What you need to do ->
Copy out each line of the material below that holds the string "Population".

Input for this task ->
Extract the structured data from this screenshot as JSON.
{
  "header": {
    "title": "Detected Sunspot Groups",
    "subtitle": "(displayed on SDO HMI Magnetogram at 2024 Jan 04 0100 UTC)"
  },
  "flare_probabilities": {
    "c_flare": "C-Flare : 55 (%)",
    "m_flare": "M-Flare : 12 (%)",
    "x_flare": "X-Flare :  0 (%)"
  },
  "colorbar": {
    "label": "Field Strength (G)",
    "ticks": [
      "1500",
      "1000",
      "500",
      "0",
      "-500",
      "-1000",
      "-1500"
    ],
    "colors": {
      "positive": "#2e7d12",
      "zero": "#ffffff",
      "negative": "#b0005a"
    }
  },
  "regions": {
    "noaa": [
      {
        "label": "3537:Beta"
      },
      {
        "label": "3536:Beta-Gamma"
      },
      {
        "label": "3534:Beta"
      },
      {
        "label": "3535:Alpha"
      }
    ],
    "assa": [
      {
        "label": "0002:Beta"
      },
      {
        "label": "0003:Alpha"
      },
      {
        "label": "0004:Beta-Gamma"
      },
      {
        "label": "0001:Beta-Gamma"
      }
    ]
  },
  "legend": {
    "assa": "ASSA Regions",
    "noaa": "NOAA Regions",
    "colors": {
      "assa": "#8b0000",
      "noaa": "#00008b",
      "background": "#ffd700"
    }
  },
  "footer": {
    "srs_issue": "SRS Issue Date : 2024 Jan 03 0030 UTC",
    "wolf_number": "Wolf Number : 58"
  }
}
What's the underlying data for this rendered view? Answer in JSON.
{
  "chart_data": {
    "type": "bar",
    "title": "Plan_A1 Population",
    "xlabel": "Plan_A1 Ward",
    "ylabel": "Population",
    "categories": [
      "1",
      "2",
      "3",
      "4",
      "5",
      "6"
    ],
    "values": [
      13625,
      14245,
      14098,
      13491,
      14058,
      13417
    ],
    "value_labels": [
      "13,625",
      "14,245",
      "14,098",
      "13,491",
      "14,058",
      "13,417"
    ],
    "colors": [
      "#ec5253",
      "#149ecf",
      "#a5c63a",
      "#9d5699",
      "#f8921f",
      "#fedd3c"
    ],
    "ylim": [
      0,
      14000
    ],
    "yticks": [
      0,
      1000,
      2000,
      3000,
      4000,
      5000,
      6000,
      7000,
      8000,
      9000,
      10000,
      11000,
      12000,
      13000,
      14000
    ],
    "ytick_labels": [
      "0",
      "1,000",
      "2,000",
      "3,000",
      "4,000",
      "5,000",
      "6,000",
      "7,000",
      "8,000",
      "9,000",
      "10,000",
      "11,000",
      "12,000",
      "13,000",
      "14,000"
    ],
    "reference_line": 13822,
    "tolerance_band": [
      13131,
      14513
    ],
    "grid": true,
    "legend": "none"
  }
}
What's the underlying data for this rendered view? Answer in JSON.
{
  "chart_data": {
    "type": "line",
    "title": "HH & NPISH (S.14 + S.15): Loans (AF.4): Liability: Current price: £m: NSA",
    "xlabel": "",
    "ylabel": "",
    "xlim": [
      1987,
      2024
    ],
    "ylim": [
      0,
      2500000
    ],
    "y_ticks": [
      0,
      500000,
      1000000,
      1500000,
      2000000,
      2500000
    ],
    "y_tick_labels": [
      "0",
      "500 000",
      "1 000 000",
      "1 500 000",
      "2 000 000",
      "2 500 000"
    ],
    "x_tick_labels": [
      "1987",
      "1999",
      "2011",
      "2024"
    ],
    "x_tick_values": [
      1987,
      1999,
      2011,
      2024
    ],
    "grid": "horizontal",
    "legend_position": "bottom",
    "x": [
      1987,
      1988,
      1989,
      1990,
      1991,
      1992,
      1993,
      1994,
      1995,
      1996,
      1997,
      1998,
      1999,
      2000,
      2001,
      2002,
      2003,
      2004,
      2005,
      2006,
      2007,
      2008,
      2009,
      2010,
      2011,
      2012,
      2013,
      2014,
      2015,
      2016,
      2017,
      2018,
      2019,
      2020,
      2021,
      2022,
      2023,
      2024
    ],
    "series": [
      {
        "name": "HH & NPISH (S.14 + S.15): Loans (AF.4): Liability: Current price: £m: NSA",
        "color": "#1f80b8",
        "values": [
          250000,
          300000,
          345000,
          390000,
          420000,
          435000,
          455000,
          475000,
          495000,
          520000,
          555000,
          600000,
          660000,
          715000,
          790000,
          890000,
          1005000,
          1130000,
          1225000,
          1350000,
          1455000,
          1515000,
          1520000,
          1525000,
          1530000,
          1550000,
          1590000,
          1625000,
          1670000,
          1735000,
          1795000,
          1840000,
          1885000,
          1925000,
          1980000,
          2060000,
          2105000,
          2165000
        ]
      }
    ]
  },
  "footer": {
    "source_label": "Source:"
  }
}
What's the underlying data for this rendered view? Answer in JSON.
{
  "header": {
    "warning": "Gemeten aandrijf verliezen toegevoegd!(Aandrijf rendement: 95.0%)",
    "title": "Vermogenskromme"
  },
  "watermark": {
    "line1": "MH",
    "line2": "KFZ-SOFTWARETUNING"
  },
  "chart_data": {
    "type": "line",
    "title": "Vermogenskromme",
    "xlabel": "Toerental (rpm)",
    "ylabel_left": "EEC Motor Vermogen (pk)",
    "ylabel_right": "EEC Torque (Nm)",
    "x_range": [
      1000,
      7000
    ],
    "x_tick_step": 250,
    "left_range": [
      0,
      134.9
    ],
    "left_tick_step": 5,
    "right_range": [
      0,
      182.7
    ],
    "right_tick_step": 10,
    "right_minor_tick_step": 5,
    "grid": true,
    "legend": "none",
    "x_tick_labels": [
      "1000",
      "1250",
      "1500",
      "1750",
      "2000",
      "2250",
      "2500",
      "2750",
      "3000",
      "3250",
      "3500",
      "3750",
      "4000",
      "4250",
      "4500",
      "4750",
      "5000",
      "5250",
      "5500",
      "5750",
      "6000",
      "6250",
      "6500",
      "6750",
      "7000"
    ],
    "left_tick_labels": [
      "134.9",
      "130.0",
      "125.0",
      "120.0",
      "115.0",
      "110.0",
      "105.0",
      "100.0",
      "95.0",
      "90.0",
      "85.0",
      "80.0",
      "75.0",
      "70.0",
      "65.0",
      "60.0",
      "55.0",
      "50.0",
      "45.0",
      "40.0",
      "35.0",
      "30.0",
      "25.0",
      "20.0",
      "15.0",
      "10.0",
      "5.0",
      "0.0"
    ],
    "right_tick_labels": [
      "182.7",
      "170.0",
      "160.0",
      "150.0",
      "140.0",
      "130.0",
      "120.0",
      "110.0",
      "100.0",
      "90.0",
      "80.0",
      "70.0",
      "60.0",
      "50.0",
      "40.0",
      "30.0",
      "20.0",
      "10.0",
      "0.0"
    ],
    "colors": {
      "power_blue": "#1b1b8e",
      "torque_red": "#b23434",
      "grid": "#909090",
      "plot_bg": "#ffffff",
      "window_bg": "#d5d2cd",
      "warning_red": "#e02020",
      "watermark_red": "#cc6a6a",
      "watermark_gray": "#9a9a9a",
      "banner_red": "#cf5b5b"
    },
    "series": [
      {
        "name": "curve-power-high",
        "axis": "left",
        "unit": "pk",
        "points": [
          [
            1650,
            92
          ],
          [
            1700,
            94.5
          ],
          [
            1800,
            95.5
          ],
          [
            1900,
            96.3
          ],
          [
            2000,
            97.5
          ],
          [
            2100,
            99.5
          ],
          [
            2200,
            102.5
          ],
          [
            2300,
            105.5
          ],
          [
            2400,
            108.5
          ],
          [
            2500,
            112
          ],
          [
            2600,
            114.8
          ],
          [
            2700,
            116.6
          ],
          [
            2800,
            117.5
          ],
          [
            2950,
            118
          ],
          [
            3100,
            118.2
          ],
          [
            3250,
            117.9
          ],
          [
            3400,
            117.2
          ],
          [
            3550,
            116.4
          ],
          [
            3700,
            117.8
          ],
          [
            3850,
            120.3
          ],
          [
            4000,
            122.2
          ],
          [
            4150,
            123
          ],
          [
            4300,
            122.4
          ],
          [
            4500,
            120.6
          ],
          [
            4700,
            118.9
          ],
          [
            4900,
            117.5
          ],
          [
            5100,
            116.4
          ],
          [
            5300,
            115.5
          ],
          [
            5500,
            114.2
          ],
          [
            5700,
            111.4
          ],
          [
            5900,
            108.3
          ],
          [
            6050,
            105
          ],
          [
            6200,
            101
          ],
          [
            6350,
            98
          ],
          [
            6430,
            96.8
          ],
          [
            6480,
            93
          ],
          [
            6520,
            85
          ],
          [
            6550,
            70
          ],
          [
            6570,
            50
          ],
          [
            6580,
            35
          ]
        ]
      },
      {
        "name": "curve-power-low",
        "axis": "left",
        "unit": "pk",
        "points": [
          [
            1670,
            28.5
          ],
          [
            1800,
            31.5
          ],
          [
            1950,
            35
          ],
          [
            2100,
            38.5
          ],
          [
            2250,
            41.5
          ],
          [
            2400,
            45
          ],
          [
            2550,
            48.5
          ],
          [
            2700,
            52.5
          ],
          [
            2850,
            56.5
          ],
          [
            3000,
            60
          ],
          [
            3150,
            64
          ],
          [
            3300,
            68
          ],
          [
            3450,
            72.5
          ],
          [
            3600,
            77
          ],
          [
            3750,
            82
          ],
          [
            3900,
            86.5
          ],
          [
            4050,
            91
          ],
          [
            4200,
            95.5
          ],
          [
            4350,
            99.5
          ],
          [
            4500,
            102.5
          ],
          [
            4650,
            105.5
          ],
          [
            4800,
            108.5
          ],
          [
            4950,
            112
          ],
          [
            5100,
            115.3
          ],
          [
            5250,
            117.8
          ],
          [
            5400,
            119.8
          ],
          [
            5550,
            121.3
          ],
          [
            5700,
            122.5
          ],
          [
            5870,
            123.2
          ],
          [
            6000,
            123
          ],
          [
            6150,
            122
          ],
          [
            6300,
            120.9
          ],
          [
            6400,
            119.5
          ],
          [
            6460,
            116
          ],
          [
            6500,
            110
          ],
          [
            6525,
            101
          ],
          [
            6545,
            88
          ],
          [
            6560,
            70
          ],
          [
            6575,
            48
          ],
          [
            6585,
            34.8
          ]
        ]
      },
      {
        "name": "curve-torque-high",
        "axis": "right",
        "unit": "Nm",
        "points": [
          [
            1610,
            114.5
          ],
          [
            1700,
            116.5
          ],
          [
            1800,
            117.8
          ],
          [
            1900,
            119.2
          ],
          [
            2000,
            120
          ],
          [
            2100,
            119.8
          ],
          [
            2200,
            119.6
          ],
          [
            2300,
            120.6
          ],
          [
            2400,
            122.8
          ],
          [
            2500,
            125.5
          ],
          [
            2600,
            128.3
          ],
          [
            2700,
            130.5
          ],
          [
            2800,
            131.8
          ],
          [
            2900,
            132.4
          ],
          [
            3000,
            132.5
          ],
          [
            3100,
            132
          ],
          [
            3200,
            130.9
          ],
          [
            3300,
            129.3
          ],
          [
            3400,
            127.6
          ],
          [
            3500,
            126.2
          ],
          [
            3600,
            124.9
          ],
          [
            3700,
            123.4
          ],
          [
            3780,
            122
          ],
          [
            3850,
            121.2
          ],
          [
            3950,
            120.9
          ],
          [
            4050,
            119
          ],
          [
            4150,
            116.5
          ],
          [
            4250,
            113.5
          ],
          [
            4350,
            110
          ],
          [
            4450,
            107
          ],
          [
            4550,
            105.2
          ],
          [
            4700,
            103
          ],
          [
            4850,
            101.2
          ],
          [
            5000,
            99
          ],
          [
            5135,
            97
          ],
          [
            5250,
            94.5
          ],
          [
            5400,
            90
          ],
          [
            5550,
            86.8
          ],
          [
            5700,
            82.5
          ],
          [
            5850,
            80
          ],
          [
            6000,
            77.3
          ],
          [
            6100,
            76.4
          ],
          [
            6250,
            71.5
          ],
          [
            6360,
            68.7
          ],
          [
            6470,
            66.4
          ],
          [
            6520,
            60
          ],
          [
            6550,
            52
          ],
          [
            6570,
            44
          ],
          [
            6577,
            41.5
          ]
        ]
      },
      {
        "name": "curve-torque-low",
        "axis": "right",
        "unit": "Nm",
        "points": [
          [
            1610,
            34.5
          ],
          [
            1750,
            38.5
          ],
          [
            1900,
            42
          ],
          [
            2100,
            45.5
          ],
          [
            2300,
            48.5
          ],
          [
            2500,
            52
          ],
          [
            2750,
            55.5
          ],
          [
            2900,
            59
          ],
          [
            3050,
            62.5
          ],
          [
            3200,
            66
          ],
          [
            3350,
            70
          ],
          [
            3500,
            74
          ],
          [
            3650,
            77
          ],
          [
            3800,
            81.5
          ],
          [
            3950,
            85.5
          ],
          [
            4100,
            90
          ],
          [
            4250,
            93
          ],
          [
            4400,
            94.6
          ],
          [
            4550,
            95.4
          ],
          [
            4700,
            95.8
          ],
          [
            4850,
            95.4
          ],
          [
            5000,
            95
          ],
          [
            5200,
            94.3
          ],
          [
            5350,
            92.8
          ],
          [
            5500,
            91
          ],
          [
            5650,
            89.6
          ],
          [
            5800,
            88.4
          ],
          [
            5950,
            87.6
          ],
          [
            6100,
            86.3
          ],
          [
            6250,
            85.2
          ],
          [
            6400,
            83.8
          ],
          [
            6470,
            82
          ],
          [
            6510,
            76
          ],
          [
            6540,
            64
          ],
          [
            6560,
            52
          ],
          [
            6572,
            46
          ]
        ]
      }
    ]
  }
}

Final result ->
    "title": "Plan_A1 Population",
    "ylabel": "Population",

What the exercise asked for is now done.